Selected text:
^^^^^^^^^^^^^^^^
Gournay is considered one of the first major critics of bureaucracies which he often referred to as the fourth or fifth form of government. Since then, the controversy about bureaucracy has mainly remained the same in suggesting that, left uncontrolled and unchecked, bureaucracies are bound to become increasingly perverse, corrupt and self-serving, rather than serving society and the common good.

«[…] indeed the public interest appears to have been established so that offices might exist.»

Friedrich Melchior Baron von Grimm, German writer and diplomat (1723-1807)

Bureaucracy

Until today, the connotation of «bureaucracy» is overwhelmingly negative — who wants to be called a «bureaucrat»? Administrator, civil servant, public servant, city clerk, director general: yes, bureaucrat: never!
^^^^^^^^^^^^^^^^
Material provided:
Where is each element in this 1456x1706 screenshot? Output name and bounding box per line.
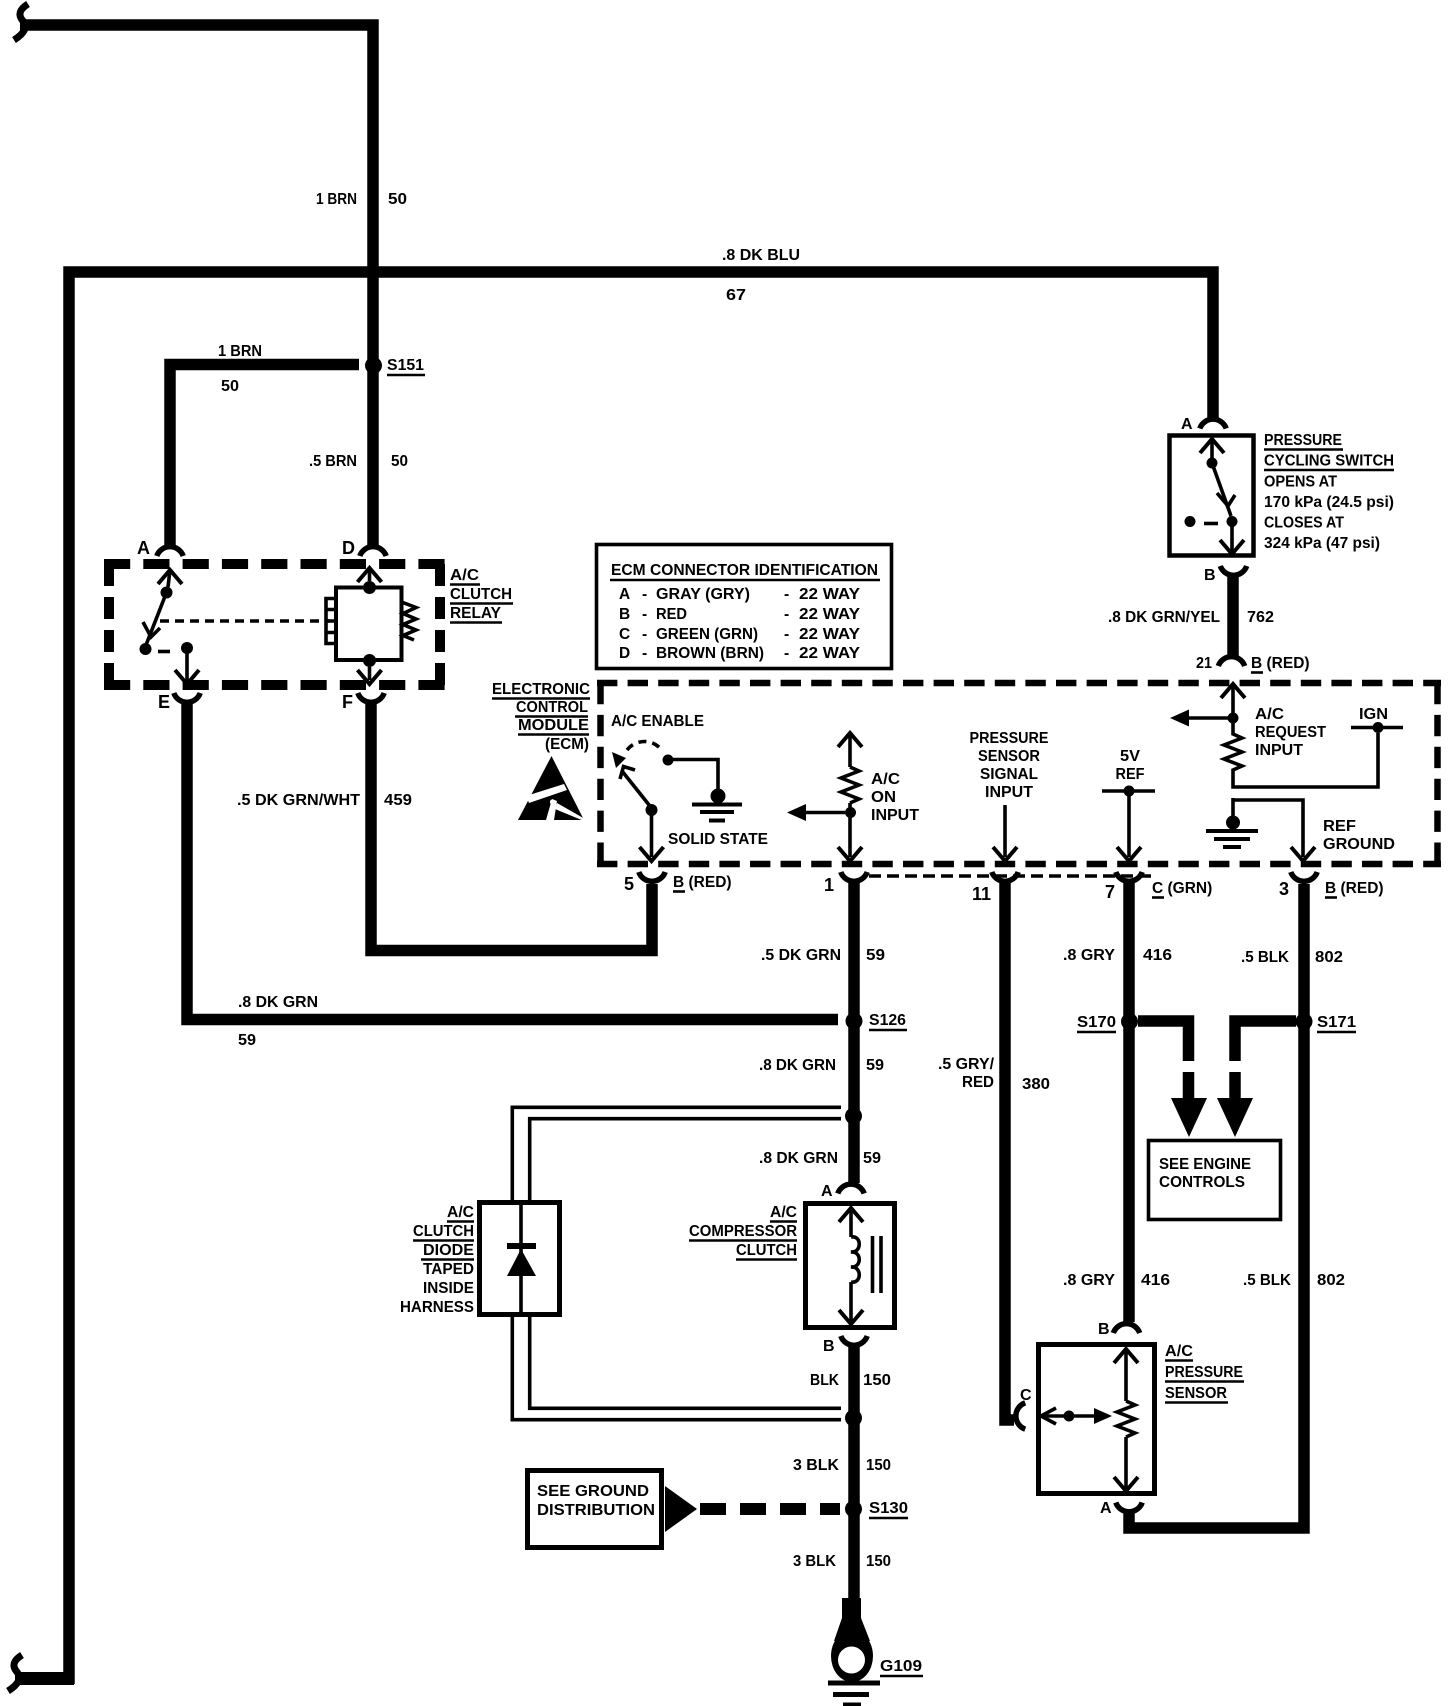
^^^^^^^^^^^^^^^^
Complete the following:
**a)** Return, word for word, everything in the passage on bureaucracy from "Gournay is considered" down to "yes, bureaucrat: never!".
**b)** Write the next part of the passage on bureaucracy, picking up after its last sentence.
The data plays no role in what is asked here.

Answers for this exercise:
**a)**
Gournay is considered one of the first major critics of bureaucracies which he often referred to as the fourth or fifth form of government. Since then, the controversy about bureaucracy has mainly remained the same in suggesting that, left uncontrolled and unchecked, bureaucracies are bound to become increasingly perverse, corrupt and self-serving, rather than serving society and the common good.

«[…] indeed the public interest appears to have been established so that offices might exist.»

Friedrich Melchior Baron von Grimm, German writer and diplomat (1723-1807)

Bureaucracy

Until today, the connotation of «bureaucracy» is overwhelmingly negative — who wants to be called a «bureaucrat»? Administrator, civil servant, public servant, city clerk, director general: yes, bureaucrat: never!

**b)**
Bureaucracies are condemned as (choose your own set): anti-liberal, undemocratic, totalitarian, hostile to liberty, paralysing, inefficient, wasteful, unfriendly, unethical, unfair, overly complicated, pedantic, rigid, slow and slack. And who hasn’t encountered an unjust ruling of administration, based on a rule that makes little or no sense? Yet:

«Such rules are indispensable if public administration is not to slip out of the hands of the top executives and degenerate into the supremacy of subordinate clerks.»

Mises, L. (1944): Bureaucracy. University Press, Yale. Page 126. (pdf)

This is what Austrian economist Ludwig von Mises in 1944 suggested, a claim vividly supported by Günter Verheugen not too long ago.

But what are bureaucracies?

According to Merriam-Webster, bureaucracy means

«1: a) a body of nonelective government officials
1: b) an administrative policy-making group
2: government characterized by specialization of functions, adherence to fixed rules, and a hierarchy of authority
3: a system of administration marked by officialism, red tape, and proliferation.»

BTW: MW claims that «cratie» stands for «cracy»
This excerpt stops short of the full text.